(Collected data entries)
★ ★ ★

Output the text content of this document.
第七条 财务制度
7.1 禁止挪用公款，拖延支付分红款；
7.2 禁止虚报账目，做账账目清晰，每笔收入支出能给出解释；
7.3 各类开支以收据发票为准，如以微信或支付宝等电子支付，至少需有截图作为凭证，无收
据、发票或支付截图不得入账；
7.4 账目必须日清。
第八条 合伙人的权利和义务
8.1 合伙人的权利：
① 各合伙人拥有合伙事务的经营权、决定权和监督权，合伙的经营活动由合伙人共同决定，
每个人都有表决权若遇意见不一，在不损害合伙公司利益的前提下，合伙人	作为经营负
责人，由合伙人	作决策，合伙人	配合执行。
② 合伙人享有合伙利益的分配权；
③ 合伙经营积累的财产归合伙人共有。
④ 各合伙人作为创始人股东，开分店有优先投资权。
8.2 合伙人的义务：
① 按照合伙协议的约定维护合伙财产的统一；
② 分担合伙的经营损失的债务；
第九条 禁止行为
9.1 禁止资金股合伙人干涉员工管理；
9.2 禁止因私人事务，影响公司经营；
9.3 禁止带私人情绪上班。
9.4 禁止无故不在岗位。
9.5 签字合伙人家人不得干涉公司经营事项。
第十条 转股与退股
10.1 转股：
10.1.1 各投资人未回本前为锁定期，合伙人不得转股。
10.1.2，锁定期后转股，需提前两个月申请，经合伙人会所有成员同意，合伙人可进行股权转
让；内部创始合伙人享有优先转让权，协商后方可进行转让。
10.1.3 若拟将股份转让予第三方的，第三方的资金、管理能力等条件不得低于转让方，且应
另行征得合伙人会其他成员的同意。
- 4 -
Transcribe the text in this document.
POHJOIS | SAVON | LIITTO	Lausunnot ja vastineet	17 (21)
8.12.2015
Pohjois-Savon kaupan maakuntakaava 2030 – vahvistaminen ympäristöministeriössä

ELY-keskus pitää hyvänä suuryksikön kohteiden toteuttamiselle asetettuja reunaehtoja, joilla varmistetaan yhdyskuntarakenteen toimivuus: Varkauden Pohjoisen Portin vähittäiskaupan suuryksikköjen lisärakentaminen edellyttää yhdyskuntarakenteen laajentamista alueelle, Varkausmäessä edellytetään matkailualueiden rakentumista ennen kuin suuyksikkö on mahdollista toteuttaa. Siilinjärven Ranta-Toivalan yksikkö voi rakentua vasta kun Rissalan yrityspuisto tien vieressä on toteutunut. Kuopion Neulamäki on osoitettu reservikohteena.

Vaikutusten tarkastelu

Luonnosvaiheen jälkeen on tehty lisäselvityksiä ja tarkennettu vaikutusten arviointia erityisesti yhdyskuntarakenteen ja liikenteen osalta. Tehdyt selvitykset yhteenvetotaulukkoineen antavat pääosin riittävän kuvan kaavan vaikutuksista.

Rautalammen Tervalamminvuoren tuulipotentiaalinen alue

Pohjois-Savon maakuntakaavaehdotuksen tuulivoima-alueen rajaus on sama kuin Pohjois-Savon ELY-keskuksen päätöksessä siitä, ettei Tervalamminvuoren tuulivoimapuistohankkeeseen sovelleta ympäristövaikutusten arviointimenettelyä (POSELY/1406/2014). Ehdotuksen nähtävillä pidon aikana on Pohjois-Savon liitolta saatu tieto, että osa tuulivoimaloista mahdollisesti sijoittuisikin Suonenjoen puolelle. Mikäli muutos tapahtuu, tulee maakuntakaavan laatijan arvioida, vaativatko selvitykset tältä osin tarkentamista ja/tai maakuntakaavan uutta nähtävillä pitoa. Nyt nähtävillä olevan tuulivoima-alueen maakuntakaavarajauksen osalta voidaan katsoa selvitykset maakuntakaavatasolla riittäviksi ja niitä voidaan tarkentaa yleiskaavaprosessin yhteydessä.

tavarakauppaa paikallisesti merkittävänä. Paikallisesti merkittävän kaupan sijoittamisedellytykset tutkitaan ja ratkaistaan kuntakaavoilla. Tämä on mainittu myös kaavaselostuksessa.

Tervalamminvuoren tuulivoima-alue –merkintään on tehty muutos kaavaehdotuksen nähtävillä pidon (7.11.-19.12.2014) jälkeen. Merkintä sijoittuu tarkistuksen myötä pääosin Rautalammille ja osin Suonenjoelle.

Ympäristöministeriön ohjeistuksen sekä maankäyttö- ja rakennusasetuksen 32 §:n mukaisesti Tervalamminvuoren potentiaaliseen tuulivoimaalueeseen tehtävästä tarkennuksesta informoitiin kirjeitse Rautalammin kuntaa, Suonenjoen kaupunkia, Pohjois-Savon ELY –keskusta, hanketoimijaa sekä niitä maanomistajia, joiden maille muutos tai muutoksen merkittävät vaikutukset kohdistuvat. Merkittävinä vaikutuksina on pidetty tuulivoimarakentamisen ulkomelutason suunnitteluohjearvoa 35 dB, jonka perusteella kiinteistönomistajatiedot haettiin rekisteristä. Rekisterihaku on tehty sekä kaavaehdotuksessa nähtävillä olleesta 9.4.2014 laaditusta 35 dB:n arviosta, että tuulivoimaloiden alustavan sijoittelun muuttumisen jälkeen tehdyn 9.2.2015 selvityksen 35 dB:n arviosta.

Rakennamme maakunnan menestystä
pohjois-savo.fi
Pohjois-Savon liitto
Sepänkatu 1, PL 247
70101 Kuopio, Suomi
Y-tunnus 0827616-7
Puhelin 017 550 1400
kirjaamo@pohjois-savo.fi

★ ★ ★

▶ **Set exercise**
Retype the material above, line by line, exactly.

▶ **Output below**
Output the text content of this document.
第七条 财务制度
7.1 禁止挪用公款，拖延支付分红款；
7.2 禁止虚报账目，做账账目清晰，每笔收入支出能给出解释；
7.3 各类开支以收据发票为准，如以微信或支付宝等电子支付，至少需有截图作为凭证，无收
据、发票或支付截图不得入账；
7.4 账目必须日清。
第八条 合伙人的权利和义务
8.1 合伙人的权利：
① 各合伙人拥有合伙事务的经营权、决定权和监督权，合伙的经营活动由合伙人共同决定，
每个人都有表决权若遇意见不一，在不损害合伙公司利益的前提下，合伙人	作为经营负
责人，由合伙人	作决策，合伙人	配合执行。
② 合伙人享有合伙利益的分配权；
③ 合伙经营积累的财产归合伙人共有。
④ 各合伙人作为创始人股东，开分店有优先投资权。
8.2 合伙人的义务：
① 按照合伙协议的约定维护合伙财产的统一；
② 分担合伙的经营损失的债务；
第九条 禁止行为
9.1 禁止资金股合伙人干涉员工管理；
9.2 禁止因私人事务，影响公司经营；
9.3 禁止带私人情绪上班。
9.4 禁止无故不在岗位。
9.5 签字合伙人家人不得干涉公司经营事项。
第十条 转股与退股
10.1 转股：
10.1.1 各投资人未回本前为锁定期，合伙人不得转股。
10.1.2，锁定期后转股，需提前两个月申请，经合伙人会所有成员同意，合伙人可进行股权转
让；内部创始合伙人享有优先转让权，协商后方可进行转让。
10.1.3 若拟将股份转让予第三方的，第三方的资金、管理能力等条件不得低于转让方，且应
另行征得合伙人会其他成员的同意。
- 4 -
Transcribe the text in this document.
POHJOIS | SAVON | LIITTO	Lausunnot ja vastineet	17 (21)
8.12.2015
Pohjois-Savon kaupan maakuntakaava 2030 – vahvistaminen ympäristöministeriössä

ELY-keskus pitää hyvänä suuryksikön kohteiden toteuttamiselle asetettuja reunaehtoja, joilla varmistetaan yhdyskuntarakenteen toimivuus: Varkauden Pohjoisen Portin vähittäiskaupan suuryksikköjen lisärakentaminen edellyttää yhdyskuntarakenteen laajentamista alueelle, Varkausmäessä edellytetään matkailualueiden rakentumista ennen kuin suuyksikkö on mahdollista toteuttaa. Siilinjärven Ranta-Toivalan yksikkö voi rakentua vasta kun Rissalan yrityspuisto tien vieressä on toteutunut. Kuopion Neulamäki on osoitettu reservikohteena.

Vaikutusten tarkastelu

Luonnosvaiheen jälkeen on tehty lisäselvityksiä ja tarkennettu vaikutusten arviointia erityisesti yhdyskuntarakenteen ja liikenteen osalta. Tehdyt selvitykset yhteenvetotaulukkoineen antavat pääosin riittävän kuvan kaavan vaikutuksista.

Rautalammen Tervalamminvuoren tuulipotentiaalinen alue

Pohjois-Savon maakuntakaavaehdotuksen tuulivoima-alueen rajaus on sama kuin Pohjois-Savon ELY-keskuksen päätöksessä siitä, ettei Tervalamminvuoren tuulivoimapuistohankkeeseen sovelleta ympäristövaikutusten arviointimenettelyä (POSELY/1406/2014). Ehdotuksen nähtävillä pidon aikana on Pohjois-Savon liitolta saatu tieto, että osa tuulivoimaloista mahdollisesti sijoittuisikin Suonenjoen puolelle. Mikäli muutos tapahtuu, tulee maakuntakaavan laatijan arvioida, vaativatko selvitykset tältä osin tarkentamista ja/tai maakuntakaavan uutta nähtävillä pitoa. Nyt nähtävillä olevan tuulivoima-alueen maakuntakaavarajauksen osalta voidaan katsoa selvitykset maakuntakaavatasolla riittäviksi ja niitä voidaan tarkentaa yleiskaavaprosessin yhteydessä.

tavarakauppaa paikallisesti merkittävänä. Paikallisesti merkittävän kaupan sijoittamisedellytykset tutkitaan ja ratkaistaan kuntakaavoilla. Tämä on mainittu myös kaavaselostuksessa.

Tervalamminvuoren tuulivoima-alue –merkintään on tehty muutos kaavaehdotuksen nähtävillä pidon (7.11.-19.12.2014) jälkeen. Merkintä sijoittuu tarkistuksen myötä pääosin Rautalammille ja osin Suonenjoelle.

Ympäristöministeriön ohjeistuksen sekä maankäyttö- ja rakennusasetuksen 32 §:n mukaisesti Tervalamminvuoren potentiaaliseen tuulivoimaalueeseen tehtävästä tarkennuksesta informoitiin kirjeitse Rautalammin kuntaa, Suonenjoen kaupunkia, Pohjois-Savon ELY –keskusta, hanketoimijaa sekä niitä maanomistajia, joiden maille muutos tai muutoksen merkittävät vaikutukset kohdistuvat. Merkittävinä vaikutuksina on pidetty tuulivoimarakentamisen ulkomelutason suunnitteluohjearvoa 35 dB, jonka perusteella kiinteistönomistajatiedot haettiin rekisteristä. Rekisterihaku on tehty sekä kaavaehdotuksessa nähtävillä olleesta 9.4.2014 laaditusta 35 dB:n arviosta, että tuulivoimaloiden alustavan sijoittelun muuttumisen jälkeen tehdyn 9.2.2015 selvityksen 35 dB:n arviosta.

Rakennamme maakunnan menestystä
pohjois-savo.fi
Pohjois-Savon liitto
Sepänkatu 1, PL 247
70101 Kuopio, Suomi
Y-tunnus 0827616-7
Puhelin 017 550 1400
kirjaamo@pohjois-savo.fi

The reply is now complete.